-- START OF INPUT RECORDS --

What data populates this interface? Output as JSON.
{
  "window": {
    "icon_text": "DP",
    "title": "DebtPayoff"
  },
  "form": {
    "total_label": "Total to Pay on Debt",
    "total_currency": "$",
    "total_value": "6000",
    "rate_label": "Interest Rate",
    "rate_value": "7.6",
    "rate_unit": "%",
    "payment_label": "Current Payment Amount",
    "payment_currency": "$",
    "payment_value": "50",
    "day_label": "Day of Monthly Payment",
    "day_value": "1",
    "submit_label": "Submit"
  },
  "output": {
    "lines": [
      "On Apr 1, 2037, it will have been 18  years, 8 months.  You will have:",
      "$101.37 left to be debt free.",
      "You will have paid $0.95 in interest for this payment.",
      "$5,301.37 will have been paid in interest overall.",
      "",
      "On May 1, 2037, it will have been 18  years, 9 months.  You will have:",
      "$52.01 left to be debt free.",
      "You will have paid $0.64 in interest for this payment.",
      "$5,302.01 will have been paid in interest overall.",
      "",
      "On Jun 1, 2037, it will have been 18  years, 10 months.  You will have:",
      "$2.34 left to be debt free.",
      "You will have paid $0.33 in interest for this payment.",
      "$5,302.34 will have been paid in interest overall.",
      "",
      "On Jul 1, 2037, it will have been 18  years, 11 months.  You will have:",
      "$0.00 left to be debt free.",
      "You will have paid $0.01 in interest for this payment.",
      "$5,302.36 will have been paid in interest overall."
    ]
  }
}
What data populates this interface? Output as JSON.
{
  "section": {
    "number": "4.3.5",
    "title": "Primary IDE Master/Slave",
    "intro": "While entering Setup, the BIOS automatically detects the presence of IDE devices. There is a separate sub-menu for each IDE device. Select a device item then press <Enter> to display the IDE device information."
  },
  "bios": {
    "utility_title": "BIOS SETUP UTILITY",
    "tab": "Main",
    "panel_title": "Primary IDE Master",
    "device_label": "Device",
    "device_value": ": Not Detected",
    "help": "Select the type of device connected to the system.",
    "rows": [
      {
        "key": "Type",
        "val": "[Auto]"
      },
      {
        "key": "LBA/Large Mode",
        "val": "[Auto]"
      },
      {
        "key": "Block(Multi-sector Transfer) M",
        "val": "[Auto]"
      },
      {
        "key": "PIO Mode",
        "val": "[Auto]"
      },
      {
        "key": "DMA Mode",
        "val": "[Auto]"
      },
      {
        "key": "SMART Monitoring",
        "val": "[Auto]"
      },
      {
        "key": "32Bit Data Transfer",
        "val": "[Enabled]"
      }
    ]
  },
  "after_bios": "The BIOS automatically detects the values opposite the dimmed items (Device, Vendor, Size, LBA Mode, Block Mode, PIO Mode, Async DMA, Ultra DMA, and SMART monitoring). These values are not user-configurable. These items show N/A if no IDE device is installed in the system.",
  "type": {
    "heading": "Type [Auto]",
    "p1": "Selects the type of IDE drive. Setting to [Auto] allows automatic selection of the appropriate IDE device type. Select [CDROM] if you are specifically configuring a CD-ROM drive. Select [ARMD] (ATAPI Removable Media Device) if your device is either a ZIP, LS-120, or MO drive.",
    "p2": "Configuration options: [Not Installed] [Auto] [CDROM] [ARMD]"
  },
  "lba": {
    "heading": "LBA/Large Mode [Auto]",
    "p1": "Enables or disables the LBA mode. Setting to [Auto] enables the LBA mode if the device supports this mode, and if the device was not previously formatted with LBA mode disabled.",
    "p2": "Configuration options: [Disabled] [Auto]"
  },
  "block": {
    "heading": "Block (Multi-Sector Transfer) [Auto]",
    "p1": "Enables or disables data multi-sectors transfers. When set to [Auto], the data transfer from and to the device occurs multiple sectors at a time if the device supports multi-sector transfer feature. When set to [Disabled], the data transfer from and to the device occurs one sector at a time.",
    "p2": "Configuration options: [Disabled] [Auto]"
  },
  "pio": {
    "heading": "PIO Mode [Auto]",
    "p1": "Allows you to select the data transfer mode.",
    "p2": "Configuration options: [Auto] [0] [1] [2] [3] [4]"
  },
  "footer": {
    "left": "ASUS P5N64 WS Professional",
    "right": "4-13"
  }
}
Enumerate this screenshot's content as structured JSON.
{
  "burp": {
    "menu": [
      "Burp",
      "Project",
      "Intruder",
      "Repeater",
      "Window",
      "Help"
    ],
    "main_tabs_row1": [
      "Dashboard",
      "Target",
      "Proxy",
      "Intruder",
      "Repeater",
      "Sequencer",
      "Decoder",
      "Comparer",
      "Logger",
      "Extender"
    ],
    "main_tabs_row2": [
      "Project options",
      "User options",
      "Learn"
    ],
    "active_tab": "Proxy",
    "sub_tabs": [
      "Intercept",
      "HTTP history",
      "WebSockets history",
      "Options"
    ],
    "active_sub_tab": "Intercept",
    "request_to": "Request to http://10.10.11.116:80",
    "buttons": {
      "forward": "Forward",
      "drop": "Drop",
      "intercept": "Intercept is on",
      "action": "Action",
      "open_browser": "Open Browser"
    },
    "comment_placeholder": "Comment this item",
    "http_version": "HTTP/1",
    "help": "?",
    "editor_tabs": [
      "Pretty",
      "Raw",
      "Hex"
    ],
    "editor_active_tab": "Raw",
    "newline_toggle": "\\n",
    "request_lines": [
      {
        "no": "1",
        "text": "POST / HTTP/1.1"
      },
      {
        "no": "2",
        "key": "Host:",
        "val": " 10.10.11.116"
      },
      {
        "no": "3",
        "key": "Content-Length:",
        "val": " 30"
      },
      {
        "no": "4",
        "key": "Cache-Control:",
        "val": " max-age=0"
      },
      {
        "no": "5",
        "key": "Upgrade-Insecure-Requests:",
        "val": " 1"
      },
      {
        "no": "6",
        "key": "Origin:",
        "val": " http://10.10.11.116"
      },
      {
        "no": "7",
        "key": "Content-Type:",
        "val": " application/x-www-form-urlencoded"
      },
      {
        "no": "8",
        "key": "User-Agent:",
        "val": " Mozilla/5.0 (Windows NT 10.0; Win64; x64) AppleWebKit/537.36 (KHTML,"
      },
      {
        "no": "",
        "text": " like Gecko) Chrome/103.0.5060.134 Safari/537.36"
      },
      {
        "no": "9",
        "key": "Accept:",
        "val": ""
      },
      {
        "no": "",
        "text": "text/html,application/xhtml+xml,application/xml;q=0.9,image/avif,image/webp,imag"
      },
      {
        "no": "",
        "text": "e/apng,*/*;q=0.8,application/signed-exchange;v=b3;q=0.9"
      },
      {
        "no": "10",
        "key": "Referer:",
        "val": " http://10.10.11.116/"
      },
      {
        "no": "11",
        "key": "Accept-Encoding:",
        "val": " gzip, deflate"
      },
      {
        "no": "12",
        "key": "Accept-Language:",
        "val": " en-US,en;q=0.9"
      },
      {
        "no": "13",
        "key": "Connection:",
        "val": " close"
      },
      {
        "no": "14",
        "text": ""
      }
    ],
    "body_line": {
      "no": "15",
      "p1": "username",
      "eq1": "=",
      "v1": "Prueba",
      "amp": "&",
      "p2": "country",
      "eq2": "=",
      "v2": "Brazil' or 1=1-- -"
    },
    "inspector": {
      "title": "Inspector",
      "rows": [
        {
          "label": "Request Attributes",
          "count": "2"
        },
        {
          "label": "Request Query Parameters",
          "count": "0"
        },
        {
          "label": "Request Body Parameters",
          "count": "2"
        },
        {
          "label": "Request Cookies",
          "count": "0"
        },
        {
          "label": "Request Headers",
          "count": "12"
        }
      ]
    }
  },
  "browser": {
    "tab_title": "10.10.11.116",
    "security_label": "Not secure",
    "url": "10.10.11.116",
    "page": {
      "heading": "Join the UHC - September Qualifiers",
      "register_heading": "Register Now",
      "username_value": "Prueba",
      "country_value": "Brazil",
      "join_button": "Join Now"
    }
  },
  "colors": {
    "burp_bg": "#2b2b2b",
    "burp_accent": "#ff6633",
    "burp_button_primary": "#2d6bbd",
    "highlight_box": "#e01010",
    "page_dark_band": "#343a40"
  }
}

-- END OF INPUT RECORDS --

• PROBLEM DETAILS:
Where a line holds the string "application", copy that line.

• SOLUTION TO THE PROBLEM:
        "val": " application/x-www-form-urlencoded"
        "text": "text/html,application/xhtml+xml,application/xml;q=0.9,image/avif,image/webp,imag"
        "text": "e/apng,*/*;q=0.8,application/signed-exchange;v=b3;q=0.9"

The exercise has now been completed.